**Problem requirements**
Search the lines of the records for the word "fLECs", and copy every line that has it.

**Document layout detection data**
· · · ·
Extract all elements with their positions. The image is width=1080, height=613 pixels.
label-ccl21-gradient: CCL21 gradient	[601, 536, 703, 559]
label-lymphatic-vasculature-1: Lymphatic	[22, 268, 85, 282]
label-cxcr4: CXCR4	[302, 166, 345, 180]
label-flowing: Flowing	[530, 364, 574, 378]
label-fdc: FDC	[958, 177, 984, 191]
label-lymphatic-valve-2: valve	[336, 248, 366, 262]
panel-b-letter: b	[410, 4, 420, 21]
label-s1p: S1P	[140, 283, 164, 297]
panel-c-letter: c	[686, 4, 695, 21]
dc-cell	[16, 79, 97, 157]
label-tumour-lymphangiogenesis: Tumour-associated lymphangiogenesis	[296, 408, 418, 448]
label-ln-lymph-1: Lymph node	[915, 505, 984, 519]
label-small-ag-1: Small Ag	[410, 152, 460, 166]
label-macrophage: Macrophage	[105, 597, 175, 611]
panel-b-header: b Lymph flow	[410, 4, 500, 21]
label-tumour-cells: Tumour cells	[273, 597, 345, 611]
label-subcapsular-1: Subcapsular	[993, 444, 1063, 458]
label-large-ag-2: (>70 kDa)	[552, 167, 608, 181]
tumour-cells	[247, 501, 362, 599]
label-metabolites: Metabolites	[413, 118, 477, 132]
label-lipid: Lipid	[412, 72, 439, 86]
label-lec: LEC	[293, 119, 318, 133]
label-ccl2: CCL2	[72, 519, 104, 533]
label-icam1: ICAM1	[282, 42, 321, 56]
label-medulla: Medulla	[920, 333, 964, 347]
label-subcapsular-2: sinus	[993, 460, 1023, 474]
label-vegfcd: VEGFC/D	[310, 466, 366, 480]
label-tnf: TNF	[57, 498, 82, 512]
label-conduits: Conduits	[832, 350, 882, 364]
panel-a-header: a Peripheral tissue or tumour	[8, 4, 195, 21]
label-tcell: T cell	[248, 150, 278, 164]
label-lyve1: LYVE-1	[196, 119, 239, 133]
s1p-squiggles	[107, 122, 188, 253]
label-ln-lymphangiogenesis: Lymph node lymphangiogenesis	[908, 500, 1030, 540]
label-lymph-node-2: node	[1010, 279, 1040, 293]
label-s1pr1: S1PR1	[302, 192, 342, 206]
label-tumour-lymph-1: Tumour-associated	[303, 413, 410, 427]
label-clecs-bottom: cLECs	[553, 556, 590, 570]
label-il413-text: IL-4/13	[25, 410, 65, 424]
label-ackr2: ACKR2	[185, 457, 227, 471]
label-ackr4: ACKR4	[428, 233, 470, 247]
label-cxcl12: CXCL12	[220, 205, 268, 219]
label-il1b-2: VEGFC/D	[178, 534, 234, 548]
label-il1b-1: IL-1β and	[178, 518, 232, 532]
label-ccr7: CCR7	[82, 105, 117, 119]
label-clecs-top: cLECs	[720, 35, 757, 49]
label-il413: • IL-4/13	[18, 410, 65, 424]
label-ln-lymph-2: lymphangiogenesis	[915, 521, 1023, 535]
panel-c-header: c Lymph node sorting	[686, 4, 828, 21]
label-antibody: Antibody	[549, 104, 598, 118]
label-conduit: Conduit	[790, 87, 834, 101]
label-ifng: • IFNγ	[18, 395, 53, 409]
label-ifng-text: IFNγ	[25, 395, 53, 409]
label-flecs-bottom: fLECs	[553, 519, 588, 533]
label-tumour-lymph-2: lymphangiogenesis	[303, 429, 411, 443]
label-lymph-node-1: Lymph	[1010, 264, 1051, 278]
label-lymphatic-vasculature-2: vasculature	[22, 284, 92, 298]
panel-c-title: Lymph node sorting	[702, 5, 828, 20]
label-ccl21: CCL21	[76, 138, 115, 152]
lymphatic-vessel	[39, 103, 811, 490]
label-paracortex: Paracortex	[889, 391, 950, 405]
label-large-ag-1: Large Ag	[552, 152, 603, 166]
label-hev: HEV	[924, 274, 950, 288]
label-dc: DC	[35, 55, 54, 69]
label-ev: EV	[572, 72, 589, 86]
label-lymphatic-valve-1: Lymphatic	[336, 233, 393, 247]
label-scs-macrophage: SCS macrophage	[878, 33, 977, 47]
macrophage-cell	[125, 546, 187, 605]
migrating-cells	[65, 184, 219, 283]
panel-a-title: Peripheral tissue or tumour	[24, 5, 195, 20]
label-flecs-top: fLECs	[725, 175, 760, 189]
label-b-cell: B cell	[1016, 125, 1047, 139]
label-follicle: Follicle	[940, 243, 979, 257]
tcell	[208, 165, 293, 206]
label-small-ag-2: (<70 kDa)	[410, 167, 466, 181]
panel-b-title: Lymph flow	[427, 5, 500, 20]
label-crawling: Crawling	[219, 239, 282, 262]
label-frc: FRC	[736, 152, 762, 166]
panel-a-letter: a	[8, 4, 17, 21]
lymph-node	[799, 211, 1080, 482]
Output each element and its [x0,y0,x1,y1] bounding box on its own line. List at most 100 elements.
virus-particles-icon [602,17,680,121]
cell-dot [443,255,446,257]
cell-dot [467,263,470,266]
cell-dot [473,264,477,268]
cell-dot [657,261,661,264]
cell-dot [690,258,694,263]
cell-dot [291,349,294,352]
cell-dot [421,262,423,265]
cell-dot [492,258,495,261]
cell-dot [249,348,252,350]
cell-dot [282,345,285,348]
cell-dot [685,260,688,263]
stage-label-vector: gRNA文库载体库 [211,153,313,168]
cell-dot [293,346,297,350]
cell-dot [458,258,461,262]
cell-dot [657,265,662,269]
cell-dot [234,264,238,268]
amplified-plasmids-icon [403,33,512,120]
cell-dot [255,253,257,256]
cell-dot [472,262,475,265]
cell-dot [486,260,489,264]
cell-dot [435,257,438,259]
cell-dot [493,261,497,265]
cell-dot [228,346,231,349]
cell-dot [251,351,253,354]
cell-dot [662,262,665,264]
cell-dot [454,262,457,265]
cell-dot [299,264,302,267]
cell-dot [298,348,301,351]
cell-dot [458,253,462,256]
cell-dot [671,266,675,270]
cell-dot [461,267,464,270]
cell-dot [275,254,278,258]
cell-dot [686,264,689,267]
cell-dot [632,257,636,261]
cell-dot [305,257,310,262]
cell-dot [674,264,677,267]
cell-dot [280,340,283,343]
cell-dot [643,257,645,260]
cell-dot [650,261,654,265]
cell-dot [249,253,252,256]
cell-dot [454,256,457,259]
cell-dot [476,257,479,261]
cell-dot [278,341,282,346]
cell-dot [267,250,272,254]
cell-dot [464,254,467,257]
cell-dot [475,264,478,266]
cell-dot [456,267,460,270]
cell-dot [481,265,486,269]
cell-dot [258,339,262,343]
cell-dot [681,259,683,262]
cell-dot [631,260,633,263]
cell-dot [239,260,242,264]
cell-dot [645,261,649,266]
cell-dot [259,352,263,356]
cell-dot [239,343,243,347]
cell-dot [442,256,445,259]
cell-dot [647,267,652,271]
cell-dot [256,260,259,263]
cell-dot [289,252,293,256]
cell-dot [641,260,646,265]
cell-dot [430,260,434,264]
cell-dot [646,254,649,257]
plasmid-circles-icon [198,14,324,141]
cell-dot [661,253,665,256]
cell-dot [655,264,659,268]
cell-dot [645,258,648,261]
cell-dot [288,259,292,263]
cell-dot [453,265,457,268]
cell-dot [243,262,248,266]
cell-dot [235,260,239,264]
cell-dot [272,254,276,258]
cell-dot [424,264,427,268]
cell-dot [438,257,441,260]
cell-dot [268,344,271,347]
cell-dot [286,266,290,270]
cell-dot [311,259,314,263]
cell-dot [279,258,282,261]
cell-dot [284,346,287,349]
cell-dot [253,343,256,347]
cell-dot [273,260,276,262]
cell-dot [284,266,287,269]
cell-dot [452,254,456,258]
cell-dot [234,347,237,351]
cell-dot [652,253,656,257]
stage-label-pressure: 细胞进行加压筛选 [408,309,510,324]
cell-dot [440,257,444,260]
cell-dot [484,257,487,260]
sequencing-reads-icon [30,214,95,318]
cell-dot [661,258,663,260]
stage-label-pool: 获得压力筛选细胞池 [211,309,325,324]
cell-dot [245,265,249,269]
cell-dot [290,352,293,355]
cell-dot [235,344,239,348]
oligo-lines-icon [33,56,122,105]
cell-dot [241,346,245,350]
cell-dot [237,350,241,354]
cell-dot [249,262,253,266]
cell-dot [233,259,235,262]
· · · ·
**Exercise output**
label-flecs-bottom: fLECs	[553, 519, 588, 533]
label-flecs-top: fLECs	[725, 175, 760, 189]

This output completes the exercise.